» ITEMS
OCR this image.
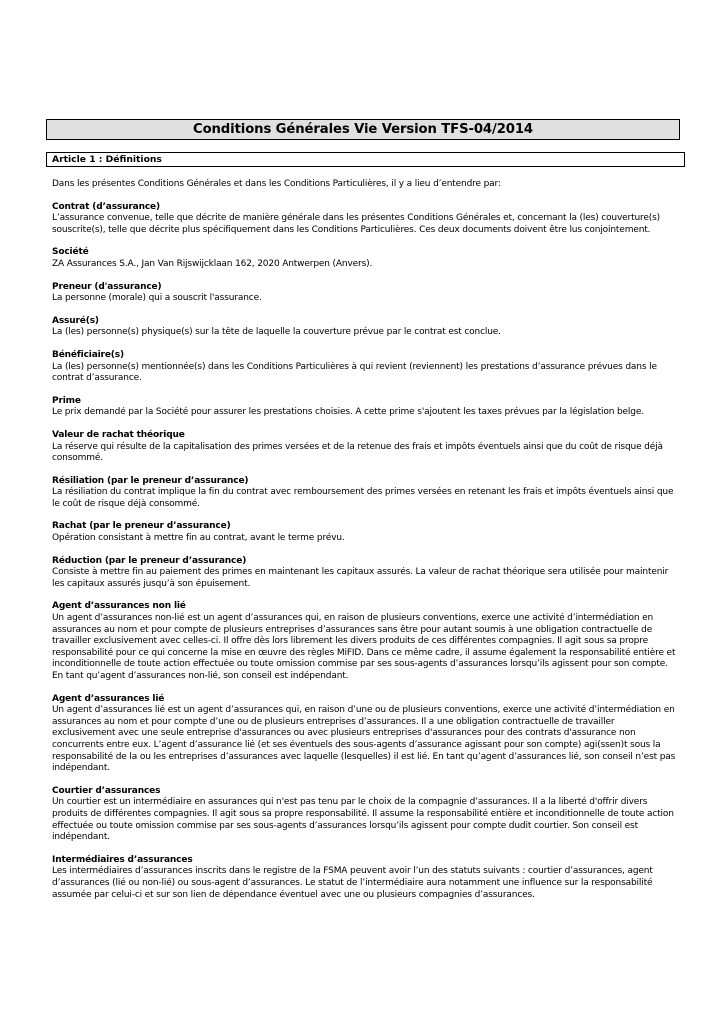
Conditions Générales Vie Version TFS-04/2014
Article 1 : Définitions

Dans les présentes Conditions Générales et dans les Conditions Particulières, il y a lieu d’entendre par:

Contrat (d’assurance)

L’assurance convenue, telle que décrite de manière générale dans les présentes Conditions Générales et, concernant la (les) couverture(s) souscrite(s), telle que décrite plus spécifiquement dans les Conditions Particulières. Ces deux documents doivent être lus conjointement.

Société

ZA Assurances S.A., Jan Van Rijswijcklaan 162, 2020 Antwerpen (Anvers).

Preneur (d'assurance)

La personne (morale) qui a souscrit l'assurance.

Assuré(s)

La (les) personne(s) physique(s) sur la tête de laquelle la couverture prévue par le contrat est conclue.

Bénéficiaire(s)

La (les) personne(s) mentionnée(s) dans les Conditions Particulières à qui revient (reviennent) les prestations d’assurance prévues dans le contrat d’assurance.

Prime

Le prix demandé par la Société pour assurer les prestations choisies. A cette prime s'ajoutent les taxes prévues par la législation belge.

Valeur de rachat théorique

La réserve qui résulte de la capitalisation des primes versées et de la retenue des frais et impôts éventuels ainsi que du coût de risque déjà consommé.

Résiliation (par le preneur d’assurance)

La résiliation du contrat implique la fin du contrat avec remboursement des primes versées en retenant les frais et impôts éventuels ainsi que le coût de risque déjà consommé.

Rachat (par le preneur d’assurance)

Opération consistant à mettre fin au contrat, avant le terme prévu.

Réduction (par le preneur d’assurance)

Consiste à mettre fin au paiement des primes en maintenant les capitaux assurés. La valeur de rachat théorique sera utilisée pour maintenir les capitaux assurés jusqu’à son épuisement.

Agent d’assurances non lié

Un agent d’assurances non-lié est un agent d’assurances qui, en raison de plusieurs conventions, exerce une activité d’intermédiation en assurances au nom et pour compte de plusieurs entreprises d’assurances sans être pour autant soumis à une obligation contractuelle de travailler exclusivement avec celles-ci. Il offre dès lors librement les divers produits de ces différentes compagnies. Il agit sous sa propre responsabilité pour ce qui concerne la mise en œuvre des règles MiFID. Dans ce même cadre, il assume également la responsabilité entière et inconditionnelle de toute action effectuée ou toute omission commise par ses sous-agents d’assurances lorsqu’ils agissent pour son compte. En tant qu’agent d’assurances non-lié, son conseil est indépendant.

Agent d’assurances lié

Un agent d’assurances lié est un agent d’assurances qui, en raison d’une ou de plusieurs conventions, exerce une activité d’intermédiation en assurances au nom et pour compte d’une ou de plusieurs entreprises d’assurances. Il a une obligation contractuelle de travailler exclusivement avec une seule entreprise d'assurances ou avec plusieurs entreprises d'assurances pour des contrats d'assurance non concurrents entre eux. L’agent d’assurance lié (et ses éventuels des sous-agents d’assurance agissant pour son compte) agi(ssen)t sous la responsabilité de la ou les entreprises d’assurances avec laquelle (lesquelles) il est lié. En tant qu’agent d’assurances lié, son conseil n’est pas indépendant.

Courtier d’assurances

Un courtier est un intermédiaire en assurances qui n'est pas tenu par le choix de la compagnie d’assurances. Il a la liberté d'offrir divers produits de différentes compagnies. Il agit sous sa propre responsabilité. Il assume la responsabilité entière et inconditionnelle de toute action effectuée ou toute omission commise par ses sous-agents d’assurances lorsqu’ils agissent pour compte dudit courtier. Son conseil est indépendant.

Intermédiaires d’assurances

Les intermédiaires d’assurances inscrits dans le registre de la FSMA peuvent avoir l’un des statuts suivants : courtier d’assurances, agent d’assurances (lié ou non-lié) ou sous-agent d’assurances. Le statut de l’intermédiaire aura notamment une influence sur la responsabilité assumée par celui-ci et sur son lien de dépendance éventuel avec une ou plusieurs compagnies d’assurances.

» AIM OF THE TASK
Filter the entries down to the lines containing "Société". Copy each of those lines.

» RESULT FOR THIS EXERCISE
Société
Le prix demandé par la Société pour assurer les prestations choisies. A cette prime s'ajoutent les taxes prévues par la législation belge.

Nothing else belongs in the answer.